[Data items]
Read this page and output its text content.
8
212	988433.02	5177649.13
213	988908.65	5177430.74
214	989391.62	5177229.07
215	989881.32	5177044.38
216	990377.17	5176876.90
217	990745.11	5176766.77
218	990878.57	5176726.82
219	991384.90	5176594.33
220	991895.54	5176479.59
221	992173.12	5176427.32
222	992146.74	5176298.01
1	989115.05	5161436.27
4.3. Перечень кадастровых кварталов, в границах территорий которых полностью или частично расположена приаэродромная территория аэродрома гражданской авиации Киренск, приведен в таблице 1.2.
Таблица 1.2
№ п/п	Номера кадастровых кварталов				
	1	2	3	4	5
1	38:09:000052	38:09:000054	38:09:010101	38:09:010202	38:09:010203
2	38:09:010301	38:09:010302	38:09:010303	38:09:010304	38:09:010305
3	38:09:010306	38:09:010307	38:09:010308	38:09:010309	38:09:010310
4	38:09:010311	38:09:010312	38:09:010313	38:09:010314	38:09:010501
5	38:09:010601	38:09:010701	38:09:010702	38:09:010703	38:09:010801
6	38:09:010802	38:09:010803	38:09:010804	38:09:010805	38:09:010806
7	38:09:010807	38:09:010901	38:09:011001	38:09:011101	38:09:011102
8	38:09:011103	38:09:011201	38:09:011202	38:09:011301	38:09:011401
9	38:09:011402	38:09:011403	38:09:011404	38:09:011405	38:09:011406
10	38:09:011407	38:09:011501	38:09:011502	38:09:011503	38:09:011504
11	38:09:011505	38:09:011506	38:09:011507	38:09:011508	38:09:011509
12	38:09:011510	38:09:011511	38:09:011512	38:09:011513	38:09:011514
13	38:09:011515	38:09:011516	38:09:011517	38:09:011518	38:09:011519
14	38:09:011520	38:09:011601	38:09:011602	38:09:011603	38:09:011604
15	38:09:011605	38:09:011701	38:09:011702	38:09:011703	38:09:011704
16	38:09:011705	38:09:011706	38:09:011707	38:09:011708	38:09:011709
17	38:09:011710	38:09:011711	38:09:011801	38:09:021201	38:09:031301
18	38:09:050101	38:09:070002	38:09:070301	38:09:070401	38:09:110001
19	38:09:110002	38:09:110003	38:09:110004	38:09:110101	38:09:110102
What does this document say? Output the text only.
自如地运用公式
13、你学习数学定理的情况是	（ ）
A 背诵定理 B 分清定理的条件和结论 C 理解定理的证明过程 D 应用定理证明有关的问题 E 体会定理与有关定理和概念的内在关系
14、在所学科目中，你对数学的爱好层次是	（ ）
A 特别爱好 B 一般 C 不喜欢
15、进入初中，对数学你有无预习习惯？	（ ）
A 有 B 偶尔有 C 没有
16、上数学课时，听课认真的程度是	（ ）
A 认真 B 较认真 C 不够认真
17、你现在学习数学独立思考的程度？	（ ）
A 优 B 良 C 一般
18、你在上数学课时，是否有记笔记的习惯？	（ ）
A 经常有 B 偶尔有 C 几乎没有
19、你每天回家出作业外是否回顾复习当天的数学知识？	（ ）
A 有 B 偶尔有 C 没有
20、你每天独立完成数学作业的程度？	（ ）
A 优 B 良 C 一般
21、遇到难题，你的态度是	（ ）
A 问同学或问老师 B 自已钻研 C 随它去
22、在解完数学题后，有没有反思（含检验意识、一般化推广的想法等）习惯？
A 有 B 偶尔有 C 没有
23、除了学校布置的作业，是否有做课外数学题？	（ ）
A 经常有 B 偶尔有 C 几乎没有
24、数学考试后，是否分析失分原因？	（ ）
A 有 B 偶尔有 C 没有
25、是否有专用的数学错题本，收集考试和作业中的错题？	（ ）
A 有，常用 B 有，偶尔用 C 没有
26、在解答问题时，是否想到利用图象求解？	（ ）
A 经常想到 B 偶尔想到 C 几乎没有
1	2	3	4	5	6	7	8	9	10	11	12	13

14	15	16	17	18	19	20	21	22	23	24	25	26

> What the task requires
Repeat exactly the lines above from the line that contains "What does this" through the end. Include both of these ends; leave out everything else.

> Answer
What does this document say? Output the text only.
自如地运用公式
13、你学习数学定理的情况是	（ ）
A 背诵定理 B 分清定理的条件和结论 C 理解定理的证明过程 D 应用定理证明有关的问题 E 体会定理与有关定理和概念的内在关系
14、在所学科目中，你对数学的爱好层次是	（ ）
A 特别爱好 B 一般 C 不喜欢
15、进入初中，对数学你有无预习习惯？	（ ）
A 有 B 偶尔有 C 没有
16、上数学课时，听课认真的程度是	（ ）
A 认真 B 较认真 C 不够认真
17、你现在学习数学独立思考的程度？	（ ）
A 优 B 良 C 一般
18、你在上数学课时，是否有记笔记的习惯？	（ ）
A 经常有 B 偶尔有 C 几乎没有
19、你每天回家出作业外是否回顾复习当天的数学知识？	（ ）
A 有 B 偶尔有 C 没有
20、你每天独立完成数学作业的程度？	（ ）
A 优 B 良 C 一般
21、遇到难题，你的态度是	（ ）
A 问同学或问老师 B 自已钻研 C 随它去
22、在解完数学题后，有没有反思（含检验意识、一般化推广的想法等）习惯？
A 有 B 偶尔有 C 没有
23、除了学校布置的作业，是否有做课外数学题？	（ ）
A 经常有 B 偶尔有 C 几乎没有
24、数学考试后，是否分析失分原因？	（ ）
A 有 B 偶尔有 C 没有
25、是否有专用的数学错题本，收集考试和作业中的错题？	（ ）
A 有，常用 B 有，偶尔用 C 没有
26、在解答问题时，是否想到利用图象求解？	（ ）
A 经常想到 B 偶尔想到 C 几乎没有
1	2	3	4	5	6	7	8	9	10	11	12	13

14	15	16	17	18	19	20	21	22	23	24	25	26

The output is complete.